Task directions: Extract all of the data and reproduce it precisely.

Records for this task:
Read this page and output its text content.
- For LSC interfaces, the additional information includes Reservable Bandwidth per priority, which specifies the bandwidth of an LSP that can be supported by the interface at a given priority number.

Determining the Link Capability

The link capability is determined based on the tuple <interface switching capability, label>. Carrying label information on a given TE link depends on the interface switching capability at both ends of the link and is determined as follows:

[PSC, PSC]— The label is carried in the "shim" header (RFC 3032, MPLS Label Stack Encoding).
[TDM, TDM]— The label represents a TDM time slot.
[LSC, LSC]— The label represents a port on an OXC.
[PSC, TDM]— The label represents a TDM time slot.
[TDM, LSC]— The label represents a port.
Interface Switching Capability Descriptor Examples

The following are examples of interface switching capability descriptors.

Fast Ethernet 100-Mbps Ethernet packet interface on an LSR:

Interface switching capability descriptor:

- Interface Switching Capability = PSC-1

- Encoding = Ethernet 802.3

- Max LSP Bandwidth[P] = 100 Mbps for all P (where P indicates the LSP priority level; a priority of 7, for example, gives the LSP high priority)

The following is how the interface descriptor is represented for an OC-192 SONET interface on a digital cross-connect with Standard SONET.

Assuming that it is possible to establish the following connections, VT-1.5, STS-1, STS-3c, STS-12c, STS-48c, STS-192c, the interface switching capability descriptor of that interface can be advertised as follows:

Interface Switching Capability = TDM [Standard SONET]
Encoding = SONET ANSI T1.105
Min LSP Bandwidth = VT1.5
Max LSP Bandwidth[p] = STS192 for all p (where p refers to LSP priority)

Completed task:
Read this page and output its text content.
- For LSC interfaces, the additional information includes Reservable Bandwidth per priority, which specifies the bandwidth of an LSP that can be supported by the interface at a given priority number.

Determining the Link Capability

The link capability is determined based on the tuple <interface switching capability, label>. Carrying label information on a given TE link depends on the interface switching capability at both ends of the link and is determined as follows:

[PSC, PSC]— The label is carried in the "shim" header (RFC 3032, MPLS Label Stack Encoding).
[TDM, TDM]— The label represents a TDM time slot.
[LSC, LSC]— The label represents a port on an OXC.
[PSC, TDM]— The label represents a TDM time slot.
[TDM, LSC]— The label represents a port.
Interface Switching Capability Descriptor Examples

The following are examples of interface switching capability descriptors.

Fast Ethernet 100-Mbps Ethernet packet interface on an LSR:

Interface switching capability descriptor:

- Interface Switching Capability = PSC-1

- Encoding = Ethernet 802.3

- Max LSP Bandwidth[P] = 100 Mbps for all P (where P indicates the LSP priority level; a priority of 7, for example, gives the LSP high priority)

The following is how the interface descriptor is represented for an OC-192 SONET interface on a digital cross-connect with Standard SONET.

Assuming that it is possible to establish the following connections, VT-1.5, STS-1, STS-3c, STS-12c, STS-48c, STS-192c, the interface switching capability descriptor of that interface can be advertised as follows:

Interface Switching Capability = TDM [Standard SONET]
Encoding = SONET ANSI T1.105
Min LSP Bandwidth = VT1.5
Max LSP Bandwidth[p] = STS192 for all p (where p refers to LSP priority)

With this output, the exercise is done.